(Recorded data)
****************
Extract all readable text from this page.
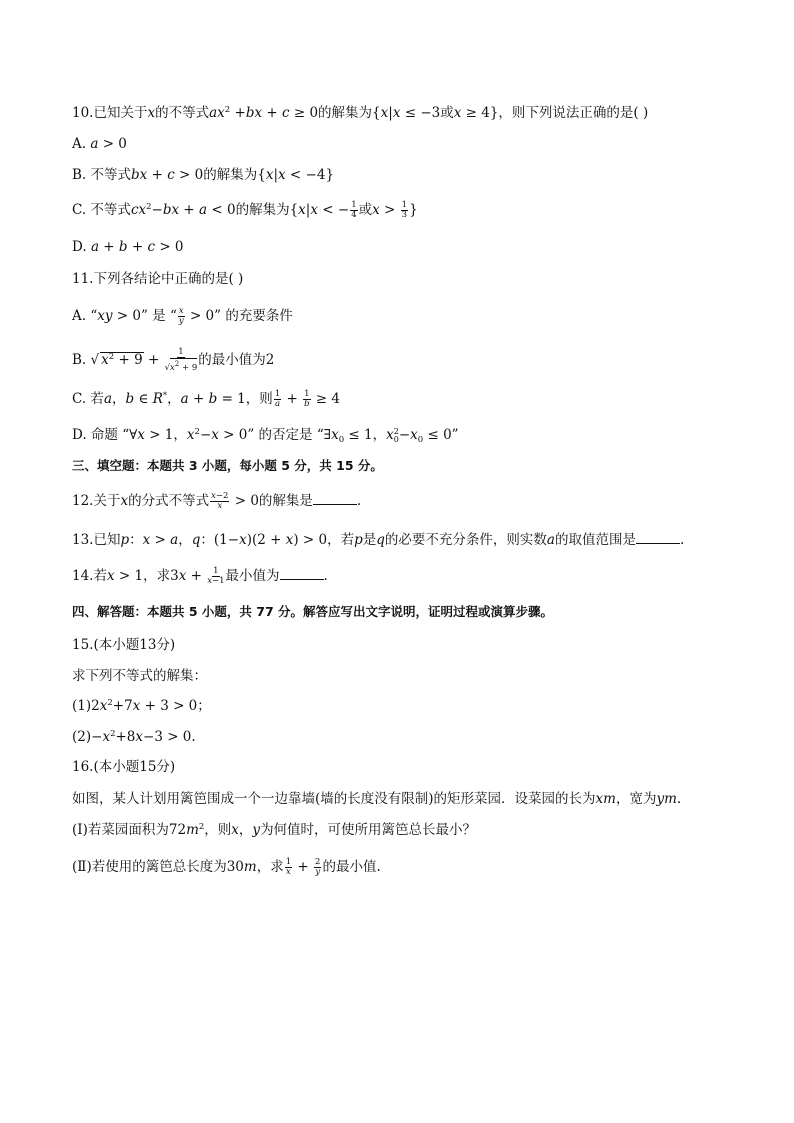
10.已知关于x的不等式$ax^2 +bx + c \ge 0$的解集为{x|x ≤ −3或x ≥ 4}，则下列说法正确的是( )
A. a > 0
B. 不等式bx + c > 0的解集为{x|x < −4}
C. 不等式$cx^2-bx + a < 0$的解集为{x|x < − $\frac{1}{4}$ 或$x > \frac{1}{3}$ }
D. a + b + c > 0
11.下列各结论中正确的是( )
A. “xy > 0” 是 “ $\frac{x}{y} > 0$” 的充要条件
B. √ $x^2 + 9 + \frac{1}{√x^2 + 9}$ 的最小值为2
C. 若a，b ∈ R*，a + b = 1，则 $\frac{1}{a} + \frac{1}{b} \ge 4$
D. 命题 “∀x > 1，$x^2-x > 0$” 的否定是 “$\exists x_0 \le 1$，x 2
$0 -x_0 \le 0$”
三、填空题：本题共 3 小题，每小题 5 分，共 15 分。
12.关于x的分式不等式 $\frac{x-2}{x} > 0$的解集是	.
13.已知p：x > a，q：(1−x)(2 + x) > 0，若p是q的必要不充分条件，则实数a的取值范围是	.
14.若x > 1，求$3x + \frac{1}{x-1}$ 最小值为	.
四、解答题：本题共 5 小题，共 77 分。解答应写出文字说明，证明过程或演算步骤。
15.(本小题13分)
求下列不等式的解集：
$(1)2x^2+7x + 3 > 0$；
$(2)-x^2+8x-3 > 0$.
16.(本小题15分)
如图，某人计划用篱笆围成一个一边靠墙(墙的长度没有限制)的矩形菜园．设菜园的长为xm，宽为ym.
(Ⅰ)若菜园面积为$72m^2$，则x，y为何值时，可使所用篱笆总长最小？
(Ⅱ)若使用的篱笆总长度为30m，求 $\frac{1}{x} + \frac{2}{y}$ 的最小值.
****************
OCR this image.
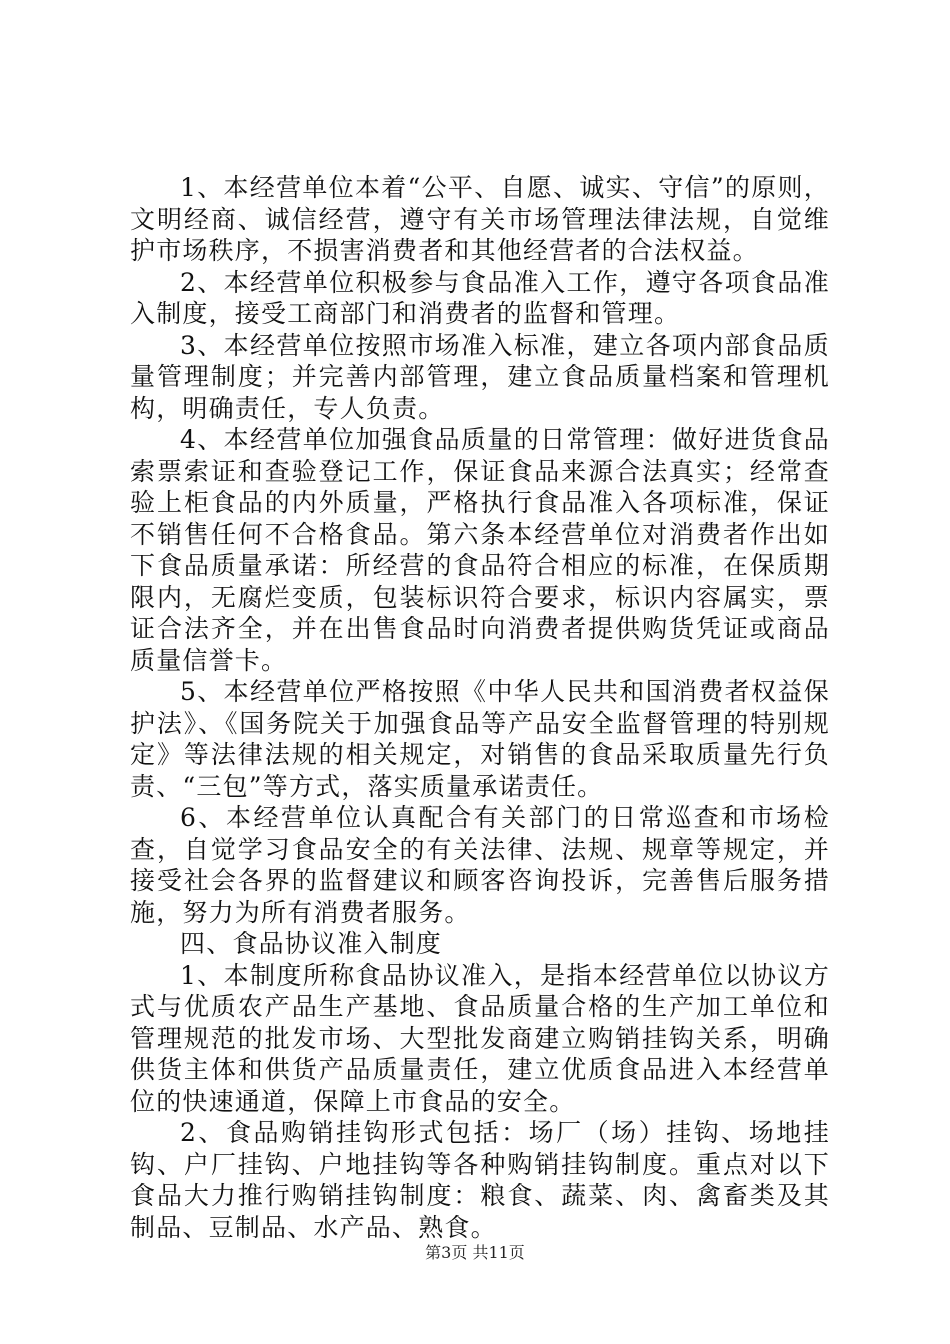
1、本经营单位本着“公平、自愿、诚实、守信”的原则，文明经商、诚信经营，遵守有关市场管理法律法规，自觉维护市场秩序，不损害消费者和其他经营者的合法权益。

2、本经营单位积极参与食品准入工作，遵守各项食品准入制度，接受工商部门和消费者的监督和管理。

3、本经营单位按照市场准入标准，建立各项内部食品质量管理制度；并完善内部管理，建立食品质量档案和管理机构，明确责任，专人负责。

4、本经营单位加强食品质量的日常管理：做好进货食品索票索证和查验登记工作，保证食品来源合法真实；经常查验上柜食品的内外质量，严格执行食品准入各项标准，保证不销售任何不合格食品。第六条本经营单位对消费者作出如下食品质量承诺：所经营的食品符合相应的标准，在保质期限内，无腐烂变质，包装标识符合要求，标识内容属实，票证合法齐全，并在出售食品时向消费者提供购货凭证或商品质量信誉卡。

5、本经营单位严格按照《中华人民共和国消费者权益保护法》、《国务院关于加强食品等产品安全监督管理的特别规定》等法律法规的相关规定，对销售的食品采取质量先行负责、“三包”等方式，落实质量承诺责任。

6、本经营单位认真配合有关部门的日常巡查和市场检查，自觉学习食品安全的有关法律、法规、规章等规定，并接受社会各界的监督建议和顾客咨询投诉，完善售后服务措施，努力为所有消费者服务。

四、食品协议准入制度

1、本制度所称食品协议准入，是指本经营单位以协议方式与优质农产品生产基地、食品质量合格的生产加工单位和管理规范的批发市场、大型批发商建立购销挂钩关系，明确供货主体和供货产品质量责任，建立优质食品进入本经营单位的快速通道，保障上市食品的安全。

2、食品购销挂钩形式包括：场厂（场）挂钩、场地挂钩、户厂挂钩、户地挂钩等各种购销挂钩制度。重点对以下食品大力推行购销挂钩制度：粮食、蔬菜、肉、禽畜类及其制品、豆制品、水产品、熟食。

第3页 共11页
****************
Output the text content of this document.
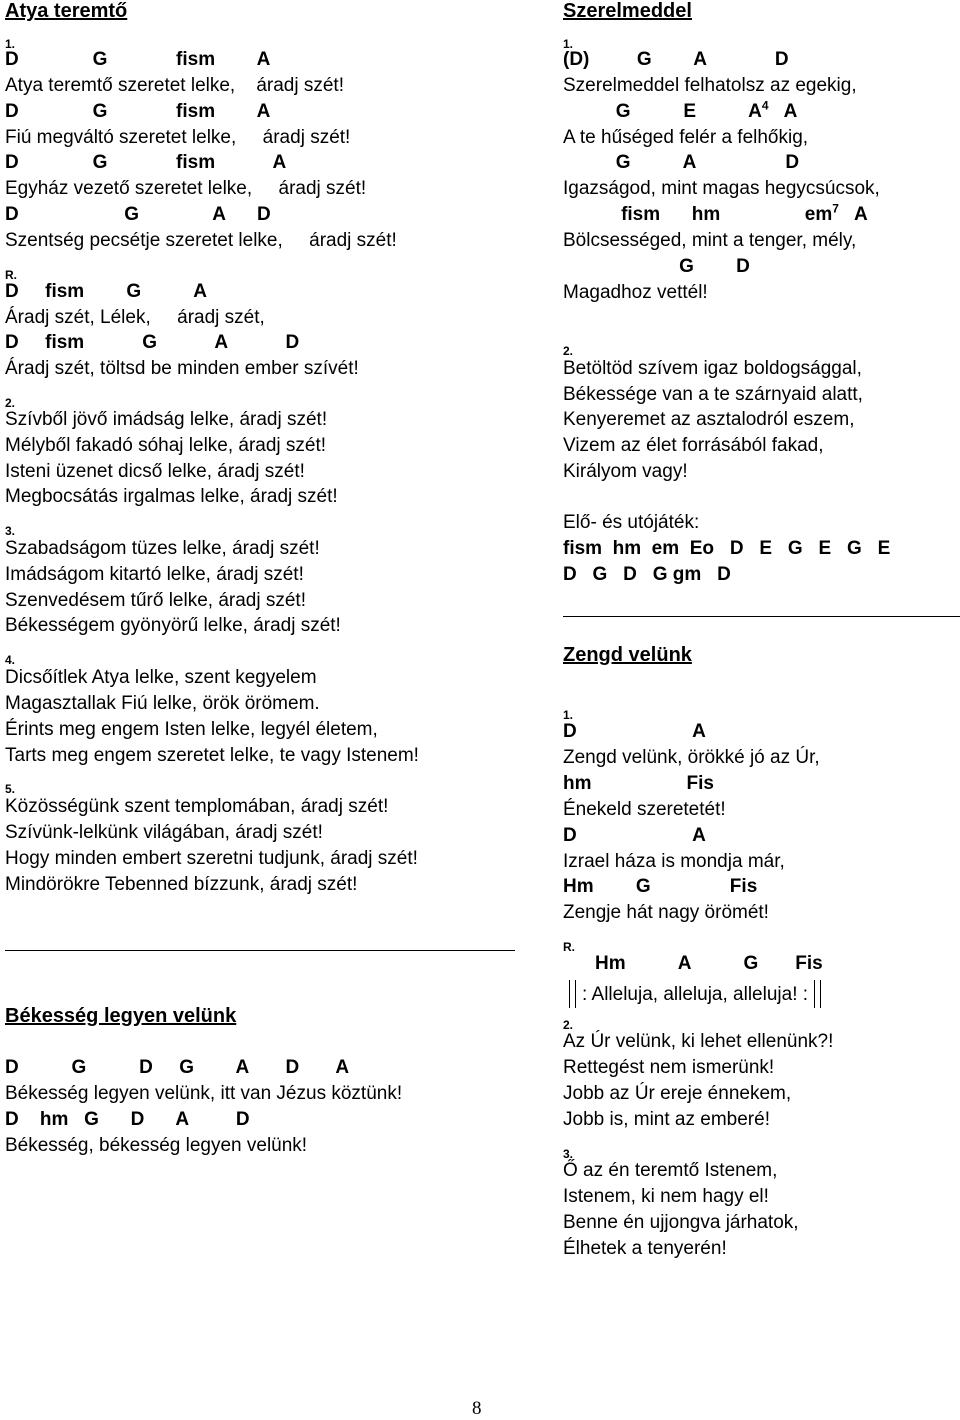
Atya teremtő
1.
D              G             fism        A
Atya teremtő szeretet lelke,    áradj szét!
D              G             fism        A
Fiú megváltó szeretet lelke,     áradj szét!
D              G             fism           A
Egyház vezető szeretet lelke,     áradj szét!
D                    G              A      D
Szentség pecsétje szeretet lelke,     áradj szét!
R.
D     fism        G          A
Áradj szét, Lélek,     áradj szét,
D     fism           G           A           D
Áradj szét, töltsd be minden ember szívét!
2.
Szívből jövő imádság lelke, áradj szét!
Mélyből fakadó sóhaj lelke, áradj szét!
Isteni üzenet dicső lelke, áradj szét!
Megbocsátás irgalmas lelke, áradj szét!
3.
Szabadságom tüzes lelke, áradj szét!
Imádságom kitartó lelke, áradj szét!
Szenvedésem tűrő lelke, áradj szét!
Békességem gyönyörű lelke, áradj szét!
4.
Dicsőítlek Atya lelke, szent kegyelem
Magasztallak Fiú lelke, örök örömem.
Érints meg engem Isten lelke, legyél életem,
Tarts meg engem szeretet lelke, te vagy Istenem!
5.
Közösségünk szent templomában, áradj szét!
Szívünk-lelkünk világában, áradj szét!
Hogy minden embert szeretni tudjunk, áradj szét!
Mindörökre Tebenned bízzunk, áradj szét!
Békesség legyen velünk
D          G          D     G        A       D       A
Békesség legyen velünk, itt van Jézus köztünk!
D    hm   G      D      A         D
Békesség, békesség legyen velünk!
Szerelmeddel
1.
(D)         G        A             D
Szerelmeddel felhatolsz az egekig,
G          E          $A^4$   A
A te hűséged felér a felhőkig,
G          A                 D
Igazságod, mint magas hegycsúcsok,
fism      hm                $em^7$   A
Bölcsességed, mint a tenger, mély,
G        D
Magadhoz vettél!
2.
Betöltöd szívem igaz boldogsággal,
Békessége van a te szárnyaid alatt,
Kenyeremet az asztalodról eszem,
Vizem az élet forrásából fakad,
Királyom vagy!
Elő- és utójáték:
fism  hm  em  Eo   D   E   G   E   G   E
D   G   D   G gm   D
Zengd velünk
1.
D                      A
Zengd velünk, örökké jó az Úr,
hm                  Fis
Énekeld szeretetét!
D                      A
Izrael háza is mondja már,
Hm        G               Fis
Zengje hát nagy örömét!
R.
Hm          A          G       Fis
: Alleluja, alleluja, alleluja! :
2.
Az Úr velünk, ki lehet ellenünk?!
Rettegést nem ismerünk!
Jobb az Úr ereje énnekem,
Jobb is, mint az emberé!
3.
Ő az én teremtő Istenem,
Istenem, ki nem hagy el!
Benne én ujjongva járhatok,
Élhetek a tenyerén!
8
****************
- _Problem details_: Find the word "frac" in the data and show each line that holds it.

- _Response_:
C. 不等式$cx^2-bx + a < 0$的解集为{x|x < − $\frac{1}{4}$ 或$x > \frac{1}{3}$ }
A. “xy > 0” 是 “ $\frac{x}{y} > 0$” 的充要条件
B. √ $x^2 + 9 + \frac{1}{√x^2 + 9}$ 的最小值为2
C. 若a，b ∈ R*，a + b = 1，则 $\frac{1}{a} + \frac{1}{b} \ge 4$
12.关于x的分式不等式 $\frac{x-2}{x} > 0$的解集是	.
14.若x > 1，求$3x + \frac{1}{x-1}$ 最小值为	.
(Ⅱ)若使用的篱笆总长度为30m，求 $\frac{1}{x} + \frac{2}{y}$ 的最小值.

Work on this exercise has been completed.